_What is required_
Scan the listing below and copy every line holding "handle".

— Start of Data provided —

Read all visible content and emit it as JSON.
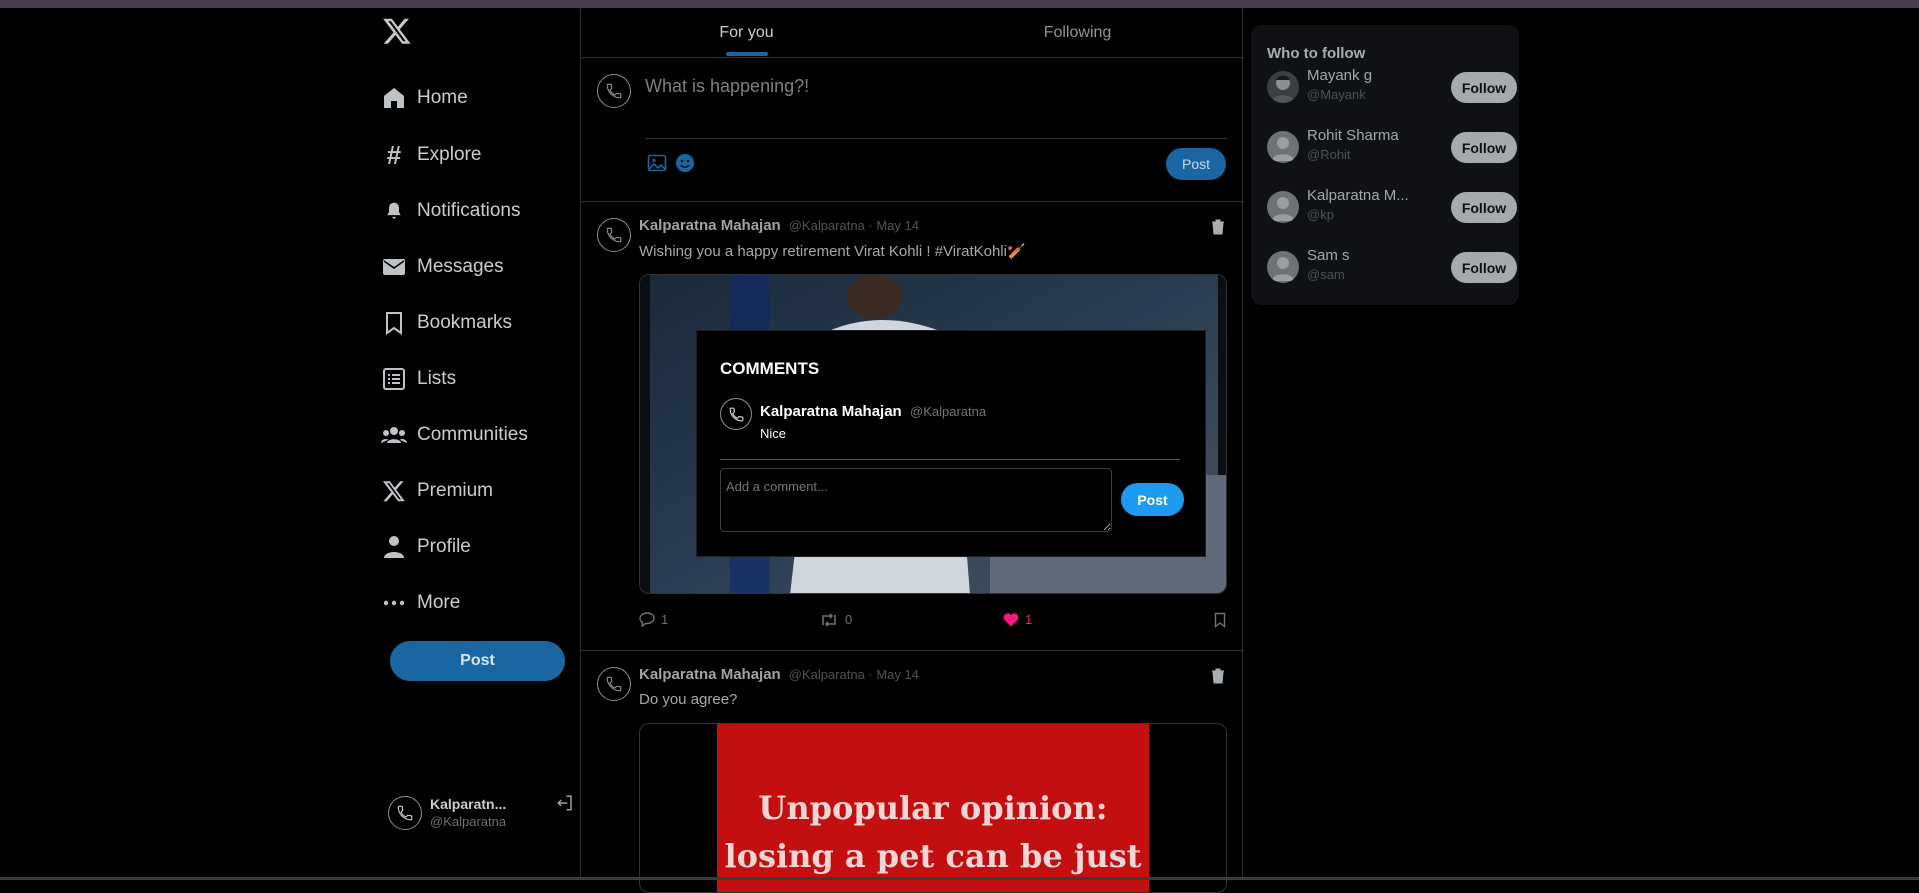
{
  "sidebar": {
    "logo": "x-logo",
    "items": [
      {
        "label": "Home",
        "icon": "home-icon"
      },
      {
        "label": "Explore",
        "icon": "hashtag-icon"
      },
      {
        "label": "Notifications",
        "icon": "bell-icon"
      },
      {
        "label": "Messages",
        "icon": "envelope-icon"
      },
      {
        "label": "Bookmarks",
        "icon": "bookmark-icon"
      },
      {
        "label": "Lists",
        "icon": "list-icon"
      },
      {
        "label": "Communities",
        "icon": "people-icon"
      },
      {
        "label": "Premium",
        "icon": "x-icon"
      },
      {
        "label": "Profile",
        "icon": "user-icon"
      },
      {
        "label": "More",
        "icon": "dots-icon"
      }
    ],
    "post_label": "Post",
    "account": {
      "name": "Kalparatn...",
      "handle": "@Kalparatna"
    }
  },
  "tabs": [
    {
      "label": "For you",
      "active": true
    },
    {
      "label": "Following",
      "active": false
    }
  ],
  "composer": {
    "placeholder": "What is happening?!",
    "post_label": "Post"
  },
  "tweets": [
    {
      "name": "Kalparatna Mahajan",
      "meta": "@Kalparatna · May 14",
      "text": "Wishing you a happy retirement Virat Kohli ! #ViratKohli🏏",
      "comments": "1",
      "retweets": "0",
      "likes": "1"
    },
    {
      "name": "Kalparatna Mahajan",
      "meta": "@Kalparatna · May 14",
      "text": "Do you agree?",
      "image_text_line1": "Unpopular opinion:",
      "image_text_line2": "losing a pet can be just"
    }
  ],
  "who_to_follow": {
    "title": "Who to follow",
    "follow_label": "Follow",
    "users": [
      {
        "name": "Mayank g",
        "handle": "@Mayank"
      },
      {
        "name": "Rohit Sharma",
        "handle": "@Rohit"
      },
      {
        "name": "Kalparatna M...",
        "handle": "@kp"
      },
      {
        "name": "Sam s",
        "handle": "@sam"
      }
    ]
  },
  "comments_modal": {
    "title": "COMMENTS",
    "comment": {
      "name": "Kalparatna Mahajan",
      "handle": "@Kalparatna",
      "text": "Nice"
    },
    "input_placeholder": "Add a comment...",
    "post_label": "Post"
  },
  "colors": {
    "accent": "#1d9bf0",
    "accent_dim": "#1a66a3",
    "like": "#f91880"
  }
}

— End of Data provided —

_Task answer_
      "handle": "@Kalparatna"
        "handle": "@Mayank"
        "handle": "@Rohit"
        "handle": "@kp"
        "handle": "@sam"
      "handle": "@Kalparatna",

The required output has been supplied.